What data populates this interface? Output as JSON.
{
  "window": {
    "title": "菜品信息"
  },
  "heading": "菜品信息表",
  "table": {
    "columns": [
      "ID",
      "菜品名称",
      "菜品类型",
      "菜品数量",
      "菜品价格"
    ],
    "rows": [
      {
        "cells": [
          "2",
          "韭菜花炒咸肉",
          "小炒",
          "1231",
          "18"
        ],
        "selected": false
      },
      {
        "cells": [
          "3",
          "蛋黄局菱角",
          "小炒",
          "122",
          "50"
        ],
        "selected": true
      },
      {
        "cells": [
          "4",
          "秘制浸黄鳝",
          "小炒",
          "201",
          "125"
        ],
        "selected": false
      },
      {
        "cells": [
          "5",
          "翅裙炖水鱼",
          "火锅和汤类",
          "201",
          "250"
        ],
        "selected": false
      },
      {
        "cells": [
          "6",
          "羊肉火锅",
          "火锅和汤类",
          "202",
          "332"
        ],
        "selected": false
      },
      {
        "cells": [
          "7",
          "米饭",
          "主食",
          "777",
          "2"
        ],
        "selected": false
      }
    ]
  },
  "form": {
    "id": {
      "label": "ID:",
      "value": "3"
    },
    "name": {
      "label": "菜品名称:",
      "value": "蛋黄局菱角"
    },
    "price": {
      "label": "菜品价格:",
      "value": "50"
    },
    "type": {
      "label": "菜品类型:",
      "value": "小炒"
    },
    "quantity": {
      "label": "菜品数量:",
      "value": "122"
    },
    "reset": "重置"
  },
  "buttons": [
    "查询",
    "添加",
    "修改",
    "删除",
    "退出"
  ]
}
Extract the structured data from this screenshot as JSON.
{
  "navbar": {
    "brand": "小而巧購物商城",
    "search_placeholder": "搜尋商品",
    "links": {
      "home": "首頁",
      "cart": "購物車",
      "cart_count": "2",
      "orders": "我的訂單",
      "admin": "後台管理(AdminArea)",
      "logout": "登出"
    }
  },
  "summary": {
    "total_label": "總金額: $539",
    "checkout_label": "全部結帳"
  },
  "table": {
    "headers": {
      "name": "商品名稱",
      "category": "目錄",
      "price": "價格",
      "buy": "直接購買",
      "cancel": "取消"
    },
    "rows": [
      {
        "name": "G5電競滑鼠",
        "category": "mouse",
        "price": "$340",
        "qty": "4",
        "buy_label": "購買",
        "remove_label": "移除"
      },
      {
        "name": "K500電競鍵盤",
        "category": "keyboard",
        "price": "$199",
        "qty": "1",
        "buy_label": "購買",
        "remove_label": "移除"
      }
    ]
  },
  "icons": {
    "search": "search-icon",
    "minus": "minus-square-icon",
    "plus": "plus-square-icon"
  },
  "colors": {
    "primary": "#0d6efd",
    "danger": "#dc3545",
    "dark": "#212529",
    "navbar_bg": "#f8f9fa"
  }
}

══════

> **EXERCISE**: Quote each line above in full, word for word.

> **SOLUTION FOR THIS PROBLEM**:
What data populates this interface? Output as JSON.
{
  "window": {
    "title": "菜品信息"
  },
  "heading": "菜品信息表",
  "table": {
    "columns": [
      "ID",
      "菜品名称",
      "菜品类型",
      "菜品数量",
      "菜品价格"
    ],
    "rows": [
      {
        "cells": [
          "2",
          "韭菜花炒咸肉",
          "小炒",
          "1231",
          "18"
        ],
        "selected": false
      },
      {
        "cells": [
          "3",
          "蛋黄局菱角",
          "小炒",
          "122",
          "50"
        ],
        "selected": true
      },
      {
        "cells": [
          "4",
          "秘制浸黄鳝",
          "小炒",
          "201",
          "125"
        ],
        "selected": false
      },
      {
        "cells": [
          "5",
          "翅裙炖水鱼",
          "火锅和汤类",
          "201",
          "250"
        ],
        "selected": false
      },
      {
        "cells": [
          "6",
          "羊肉火锅",
          "火锅和汤类",
          "202",
          "332"
        ],
        "selected": false
      },
      {
        "cells": [
          "7",
          "米饭",
          "主食",
          "777",
          "2"
        ],
        "selected": false
      }
    ]
  },
  "form": {
    "id": {
      "label": "ID:",
      "value": "3"
    },
    "name": {
      "label": "菜品名称:",
      "value": "蛋黄局菱角"
    },
    "price": {
      "label": "菜品价格:",
      "value": "50"
    },
    "type": {
      "label": "菜品类型:",
      "value": "小炒"
    },
    "quantity": {
      "label": "菜品数量:",
      "value": "122"
    },
    "reset": "重置"
  },
  "buttons": [
    "查询",
    "添加",
    "修改",
    "删除",
    "退出"
  ]
}
Extract the structured data from this screenshot as JSON.
{
  "navbar": {
    "brand": "小而巧購物商城",
    "search_placeholder": "搜尋商品",
    "links": {
      "home": "首頁",
      "cart": "購物車",
      "cart_count": "2",
      "orders": "我的訂單",
      "admin": "後台管理(AdminArea)",
      "logout": "登出"
    }
  },
  "summary": {
    "total_label": "總金額: $539",
    "checkout_label": "全部結帳"
  },
  "table": {
    "headers": {
      "name": "商品名稱",
      "category": "目錄",
      "price": "價格",
      "buy": "直接購買",
      "cancel": "取消"
    },
    "rows": [
      {
        "name": "G5電競滑鼠",
        "category": "mouse",
        "price": "$340",
        "qty": "4",
        "buy_label": "購買",
        "remove_label": "移除"
      },
      {
        "name": "K500電競鍵盤",
        "category": "keyboard",
        "price": "$199",
        "qty": "1",
        "buy_label": "購買",
        "remove_label": "移除"
      }
    ]
  },
  "icons": {
    "search": "search-icon",
    "minus": "minus-square-icon",
    "plus": "plus-square-icon"
  },
  "colors": {
    "primary": "#0d6efd",
    "danger": "#dc3545",
    "dark": "#212529",
    "navbar_bg": "#f8f9fa"
  }
}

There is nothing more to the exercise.